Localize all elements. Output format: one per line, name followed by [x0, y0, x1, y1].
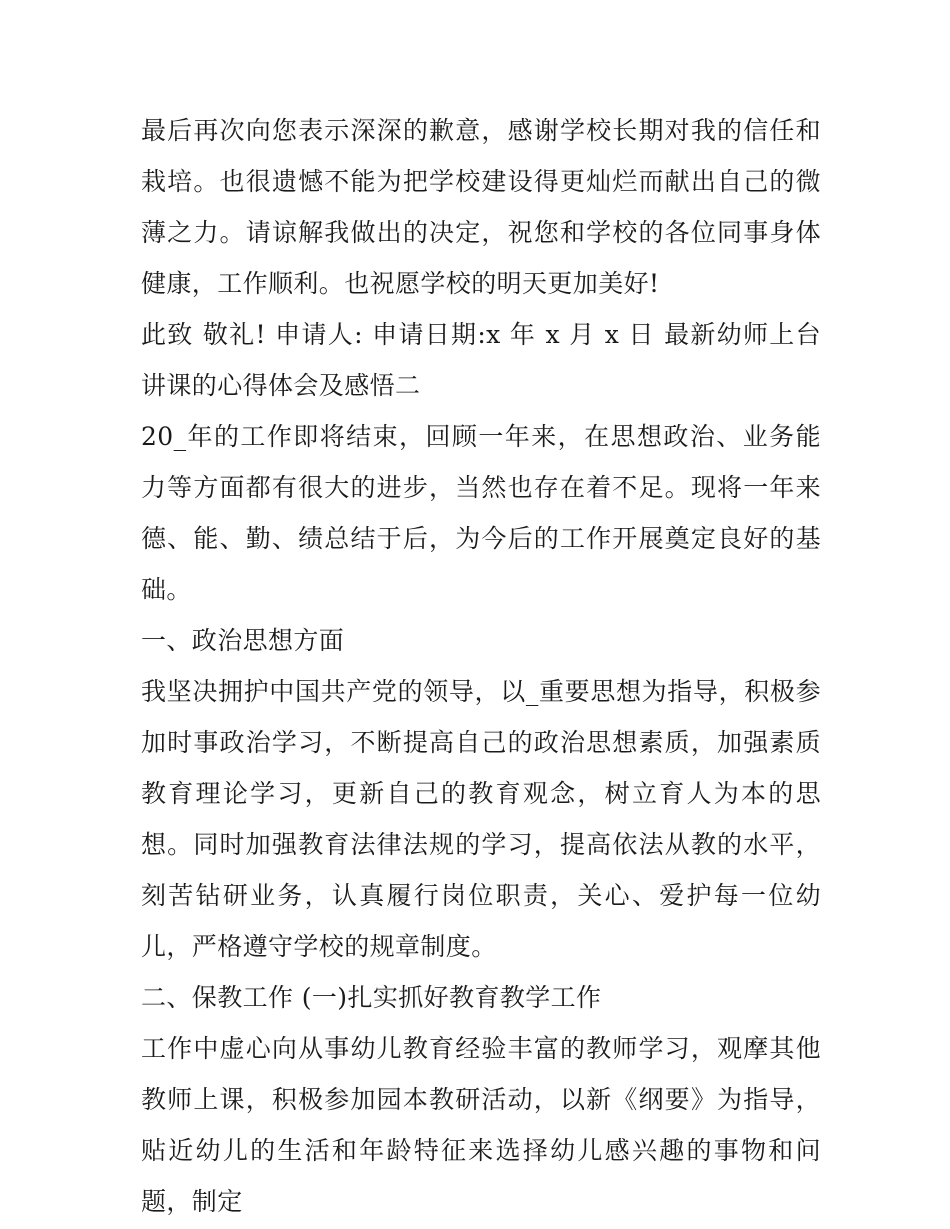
document-body: [141, 105, 821, 1227]
paragraph-year-summary-intro: 20_年的工作即将结束，回顾一年来，在思想政治、业务能力等方面都有很大的进步，当然也存在着不足。现将一年来德、能、勤、绩总结于后，为今后的工作开展奠定良好的基础。: [141, 422, 821, 604]
paragraph-teaching-work: 工作中虚心向从事幼儿教育经验丰富的教师学习，观摩其他教师上课，积极参加园本教研活动，以新《纲要》为指导，贴近幼儿的生活和年龄特征来选择幼儿感兴趣的事物和问题，制定: [141, 1034, 821, 1216]
paragraph-signature-and-title: 此致 敬礼! 申请人: 申请日期:x 年 x 月 x 日 最新幼师上台讲课的心得体会及感悟二: [141, 320, 821, 400]
paragraph-closing-apology: 最后再次向您表示深深的歉意，感谢学校长期对我的信任和栽培。也很遗憾不能为把学校建设得更灿烂而献出自己的微薄之力。请谅解我做出的决定，祝您和学校的各位同事身体健康，工作顺利。也祝愿学校的明天更加美好!: [141, 116, 821, 298]
section-heading-political: 一、政治思想方面: [141, 626, 345, 655]
paragraph-political-thought: 我坚决拥护中国共产党的领导，以_重要思想为指导，积极参加时事政治学习，不断提高自己的政治思想素质，加强素质教育理论学习，更新自己的教育观念，树立育人为本的思想。同时加强教育法律法规的学习，提高依法从教的水平，刻苦钻研业务，认真履行岗位职责，关心、爱护每一位幼儿，严格遵守学校的规章制度。: [141, 677, 821, 961]
section-heading-teaching: 二、保教工作 (一)扎实抓好教育教学工作: [141, 983, 602, 1012]
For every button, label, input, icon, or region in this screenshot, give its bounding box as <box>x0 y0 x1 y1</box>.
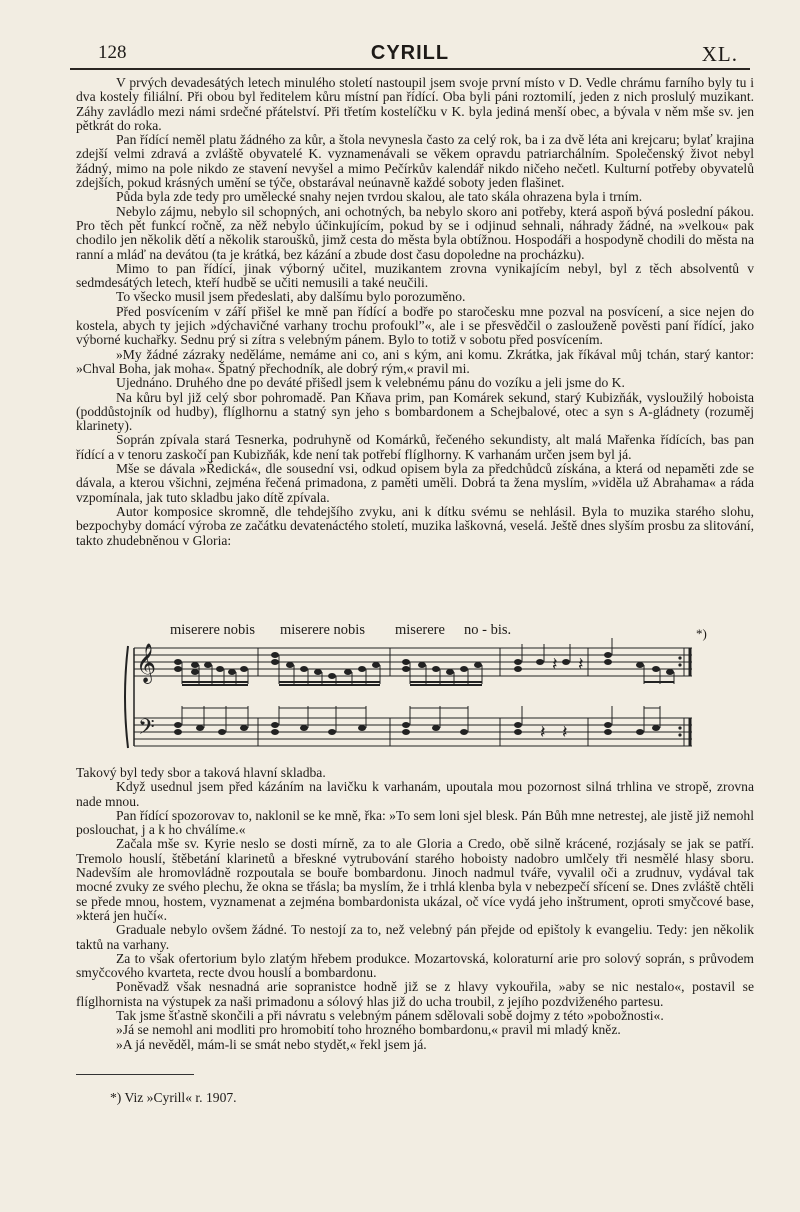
paragraph: V prvých devadesátých letech minulého století nastoupil jsem svoje první místo v D. Vedle chrámu farního byly tu i dva kostely filiální. Při obou byl ředitelem kůru místní pan řídící. Oba byli páni roztomilí, jeden z nich proslulý muzikant. Záhy zavládlo mezi námi srdečné přátelství. Při třetím kostelíčku v K. byla jediná menší obec, a bývala v něm mše sv. jen pětkrát do roka. <box>76 75 754 133</box>
paragraph: Když usednul jsem před kázáním na lavičku k varhanám, upoutala mou pozornost silná trhlina ve stropě, zrovna nade mnou. <box>76 779 754 809</box>
paragraph: »A já nevěděl, mám-li se smát nebo stydět,« řekl jsem já. <box>116 1036 427 1052</box>
paragraph: Před posvícením v září přišel ke mně pan řídící a bodře po staročesku mne pozval na posvícení, a sice nejen do kostela, abych ty jejich »dýchavičné varhany trochu profouklˮ«, ale i se přesvědčil o zaslouženě pověsti paní řídící, jako výborné kuchařky. Sednu prý si zítra s velebným pánem. Bylo to totiž v sobotu před posvícením. <box>76 303 754 348</box>
lyric: miserere nobis <box>280 622 365 638</box>
notation-graphic <box>100 620 720 766</box>
footnote-divider <box>76 1074 194 1075</box>
article-text-top <box>76 76 754 548</box>
music-score <box>100 620 720 766</box>
paragraph: To všecko musil jsem předeslati, aby dalšímu bylo porozuměno. <box>116 289 466 305</box>
lyric: miserere <box>395 622 445 638</box>
page-header <box>70 42 750 70</box>
paragraph: Autor komposice skromně, dle tehdejšího zvyku, ani k dítku svému se nehlásil. Byla to muzika starého slohu, bezpochyby domácí výroba ze začátku devatenáctého století, muzika laškovná, veselá. Ještě dnes slyším prosbu za slitování, takto zhudebněnou v Gloria: <box>76 503 754 548</box>
paragraph: Takový byl tedy sbor a taková hlavní skladba. <box>76 765 326 780</box>
paragraph: »Já se nemohl ani modliti pro hromobití toho hrozného bombardonu,« pravil mi mladý kněz. <box>116 1022 621 1038</box>
paragraph: Za to však ofertorium bylo zlatým hřebem produkce. Mozartovská, koloraturní arie pro solový soprán, s průvodem smyčcového kvarteta, recte dvou houslí a bombardonu. <box>76 950 754 981</box>
svg-text:𝄽: 𝄽 <box>552 654 558 675</box>
paragraph: Začala mše sv. Kyrie neslo se dosti mírně, za to ale Gloria a Credo, obě silně krácené, rozjásaly se jak se patří. Tremolo houslí, štěbetání klarinetů a břeskné vytrubování starého hoboisty nadobro umlčely tři nesmělé hlasy sboru. Nadevším ale hromovládně rozpoutala se bouře bombardonu. Jinoch nadmul tváře, vyvalil oči a zrudnuv, vydával tak mocné zvuky ze svého plechu, že okna se třásla; ba myslím, že i trhlá klenba byla v nebezpečí sřícení se. Dnes zvláště chtěli se přede mnou, hostem, vyznamenat a zejména bombardonista ukázal, oč více vydá jeho inštrument, oproti smyčcové base, »která jen hučí«. <box>76 836 754 923</box>
paragraph: »My žádné zázraky neděláme, nemáme ani co, ani s kým, ani komu. Zkrátka, jak říkával můj tchán, starý kantor: »Chval Boha, jak moha«. Špatný přechodník, ale dobrý rým,« pravil mi. <box>76 346 754 376</box>
svg-text:𝄽: 𝄽 <box>562 722 568 743</box>
page-number: 128 <box>98 42 127 63</box>
svg-text:𝄽: 𝄽 <box>578 654 584 675</box>
svg-text:𝄞: 𝄞 <box>136 643 157 683</box>
lyric: miserere nobis <box>170 622 255 638</box>
paragraph: Mše se dávala »Ředická«, dle sousední vsi, odkud opisem byla za předchůdců získána, a která od nepaměti zde se dávala, a kterou všichni, zejména řečená primadona, z paměti uměli. Dobrá ta žena myslím, »viděla už Abrahama« a ráda vzpomínala, jak tuto skladbu jako dítě zpívala. <box>76 461 754 505</box>
paragraph: Soprán zpívala stará Tesnerka, podruhyně od Komárků, řečeného sekundisty, alt malá Mařenka řídících, bas pan řídící a v tenoru zaskočí pan Kubizňák, kde není tak potřebí flíglhorny. K varhanám určen jsem byl já. <box>76 432 754 462</box>
volume-number: XL. <box>701 42 738 66</box>
paragraph: Tak jsme šťastně skončili a při návratu s velebným pánem sdělovali sobě dojmy z této »pobožnosti«. <box>116 1008 664 1024</box>
paragraph: Pan řídící spozorovav to, naklonil se ke mně, řka: »To sem loni sjel blesk. Pán Bůh mne netrestej, ale jistě již nemohl poslouchat, j a k ho chválíme.« <box>76 807 754 838</box>
paragraph: Mimo to pan řídící, jinak výborný učitel, muzikantem zrovna vynikajícím nebyl, byl z těch absolventů v sedmdesátých letech, kteří hudbě se učiti nemusili a také neučili. <box>76 260 754 291</box>
footnote: *) Viz »Cyrill« r. 1907. <box>110 1090 237 1105</box>
paragraph: Půda byla zde tedy pro umělecké snahy nejen tvrdou skalou, ale tato skála ohrazena byla i trním. <box>116 189 643 205</box>
paragraph: Na kůru byl již celý sbor pohromadě. Pan Kňava prim, pan Komárek sekund, starý Kubizňák, vysloužilý hoboista (poddůstojník od hudby), flíglhornu a statný syn jeho s bombardonem a Schejbalové, otec a syn s A-gládnety (rozuměj klarinety). <box>76 389 754 434</box>
lyric: no - bis. <box>464 622 512 638</box>
paragraph: Nebylo zájmu, nebylo sil schopných, ani ochotných, ba nebylo skoro ani potřeby, která aspoň bývá poslední pákou. Pro těch pět funkcí ročně, za něž nebylo účinkujícím, pokud by se i odjinud sehnali, náhrady žádné, na »velkou« pak chodilo jen několik dětí a několik staroušků, jimž cesta do města byla obtížnou. Hospodáři a hospodyně chodili do města na ranní a mláď na devátou (ta je krátká, bez kázání a zbude dost času dopoledne na procházku). <box>76 203 754 262</box>
journal-title: CYRILL <box>370 42 450 64</box>
paragraph: Graduale nebylo ovšem žádné. To nestojí za to, než velebný pán přejde od epištoly k evangeliu. Tedy: jen několik taktů na varhany. <box>76 922 754 952</box>
footnote-marker: *) <box>696 626 707 641</box>
svg-text:𝄢: 𝄢 <box>138 715 155 745</box>
article-text-bottom <box>76 766 754 1052</box>
paragraph: Pan řídící neměl platu žádného za kůr, a štola nevynesla často za celý rok, ba i za dvě léta ani krejcaru; bylať krajina zdejší velmi zdravá a zvláště obyvatelé K. vyznamenávali se věkem opravdu patriarchálním. Společenský život nebyl žádný, mimo na pole nikdo ze stavení nevyšel a mimo Pečírkův kalendář nikdo ničeho nečetl. Kulturní potřeby obyvatelů zdejších, pokud krásných umění se týče, obstarával neúnavně každé soboty jeden flašinet. <box>76 132 754 191</box>
paragraph: Poněvadž však nesnadná arie sopranistce hodně již se z hlavy vykouřila, »aby se nic nestalo«, postavil se flíglhornista na výstupek za naši primadonu a sólový hlas již do ucha troubil, z jejího pozdviženého partesu. <box>76 979 754 1009</box>
paragraph: Ujednáno. Druhého dne po deváté přišedl jsem k velebnému pánu do vozíku a jeli jsme do K. <box>116 375 625 391</box>
svg-text:𝄽: 𝄽 <box>540 722 546 743</box>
+-------+
* **Description of the task**
Starting at the line containing "paragraph: V prvých" and ending with the line containing "1036 427 1052</box>", rewrite the material with "pan řídící" replaced by "pan učitel". Leave every other part of those lines unchanged.

* **Finished task**
paragraph: V prvých devadesátých letech minulého století nastoupil jsem svoje první místo v D. Vedle chrámu farního byly tu i dva kostely filiální. Při obou byl ředitelem kůru místní pan učitel. Oba byli páni roztomilí, jeden z nich proslulý muzikant. Záhy zavládlo mezi námi srdečné přátelství. Při třetím kostelíčku v K. byla jediná menší obec, a bývala v něm mše sv. jen pětkrát do roka. <box>76 75 754 133</box>
paragraph: Když usednul jsem před kázáním na lavičku k varhanám, upoutala mou pozornost silná trhlina ve stropě, zrovna nade mnou. <box>76 779 754 809</box>
paragraph: »A já nevěděl, mám-li se smát nebo stydět,« řekl jsem já. <box>116 1036 427 1052</box>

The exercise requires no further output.